==== INPUT RECORDS ====

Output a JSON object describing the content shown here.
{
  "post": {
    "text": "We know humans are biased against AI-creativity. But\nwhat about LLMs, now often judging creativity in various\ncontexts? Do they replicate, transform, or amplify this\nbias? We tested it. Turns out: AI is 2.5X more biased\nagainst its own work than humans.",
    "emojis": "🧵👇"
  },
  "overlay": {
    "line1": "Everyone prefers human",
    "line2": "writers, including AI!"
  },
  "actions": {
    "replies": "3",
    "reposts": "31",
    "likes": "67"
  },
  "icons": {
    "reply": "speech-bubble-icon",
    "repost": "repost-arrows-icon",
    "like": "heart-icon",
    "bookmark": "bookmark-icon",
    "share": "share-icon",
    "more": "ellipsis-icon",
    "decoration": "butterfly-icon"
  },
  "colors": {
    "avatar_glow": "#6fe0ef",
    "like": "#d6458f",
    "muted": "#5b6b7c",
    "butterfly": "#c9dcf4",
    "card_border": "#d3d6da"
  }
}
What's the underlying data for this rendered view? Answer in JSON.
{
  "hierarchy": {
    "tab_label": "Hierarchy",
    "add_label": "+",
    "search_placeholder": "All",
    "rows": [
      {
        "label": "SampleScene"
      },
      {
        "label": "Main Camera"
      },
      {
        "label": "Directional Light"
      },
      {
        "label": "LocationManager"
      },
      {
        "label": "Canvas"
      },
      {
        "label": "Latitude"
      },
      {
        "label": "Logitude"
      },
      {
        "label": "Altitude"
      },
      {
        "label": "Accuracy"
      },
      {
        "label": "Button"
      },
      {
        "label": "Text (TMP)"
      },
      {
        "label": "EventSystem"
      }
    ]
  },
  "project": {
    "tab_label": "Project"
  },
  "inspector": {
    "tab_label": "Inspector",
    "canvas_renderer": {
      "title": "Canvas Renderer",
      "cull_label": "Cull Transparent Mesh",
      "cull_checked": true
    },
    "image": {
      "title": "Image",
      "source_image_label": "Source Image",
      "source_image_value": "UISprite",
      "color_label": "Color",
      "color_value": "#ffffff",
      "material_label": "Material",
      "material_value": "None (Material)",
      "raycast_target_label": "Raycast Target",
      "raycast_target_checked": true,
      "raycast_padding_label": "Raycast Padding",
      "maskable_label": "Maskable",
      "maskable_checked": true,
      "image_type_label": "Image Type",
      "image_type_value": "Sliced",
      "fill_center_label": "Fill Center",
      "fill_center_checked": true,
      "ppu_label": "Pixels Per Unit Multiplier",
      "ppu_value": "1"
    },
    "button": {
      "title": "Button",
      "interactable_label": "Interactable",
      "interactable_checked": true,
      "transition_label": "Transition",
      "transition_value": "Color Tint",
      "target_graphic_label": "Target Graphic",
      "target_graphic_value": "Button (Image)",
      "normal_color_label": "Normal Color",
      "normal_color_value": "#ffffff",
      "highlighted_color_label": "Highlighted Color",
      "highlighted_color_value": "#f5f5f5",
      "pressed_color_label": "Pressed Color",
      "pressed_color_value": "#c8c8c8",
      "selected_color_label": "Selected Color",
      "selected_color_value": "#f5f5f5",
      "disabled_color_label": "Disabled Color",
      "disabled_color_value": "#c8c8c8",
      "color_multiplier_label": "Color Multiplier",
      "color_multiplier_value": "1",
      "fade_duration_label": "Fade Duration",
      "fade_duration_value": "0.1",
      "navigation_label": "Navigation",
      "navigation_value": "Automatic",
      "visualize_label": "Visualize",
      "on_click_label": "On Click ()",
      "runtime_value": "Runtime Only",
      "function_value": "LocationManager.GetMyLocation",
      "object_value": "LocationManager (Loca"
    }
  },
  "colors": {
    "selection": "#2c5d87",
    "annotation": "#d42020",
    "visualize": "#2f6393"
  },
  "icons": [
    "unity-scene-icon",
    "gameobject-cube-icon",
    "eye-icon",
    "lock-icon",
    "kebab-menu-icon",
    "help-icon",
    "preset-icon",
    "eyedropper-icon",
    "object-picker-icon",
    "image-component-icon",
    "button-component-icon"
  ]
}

====

SET EXERCISE:
Extract every line containing the string "this" from the material.

ANSWER IN FULL:
    "text": "We know humans are biased against AI-creativity. But\nwhat about LLMs, now often judging creativity in various\ncontexts? Do they replicate, transform, or amplify this\nbias? We tested it. Turns out: AI is 2.5X more biased\nagainst its own work than humans.",
What's the underlying data for this rendered view? Answer in JSON.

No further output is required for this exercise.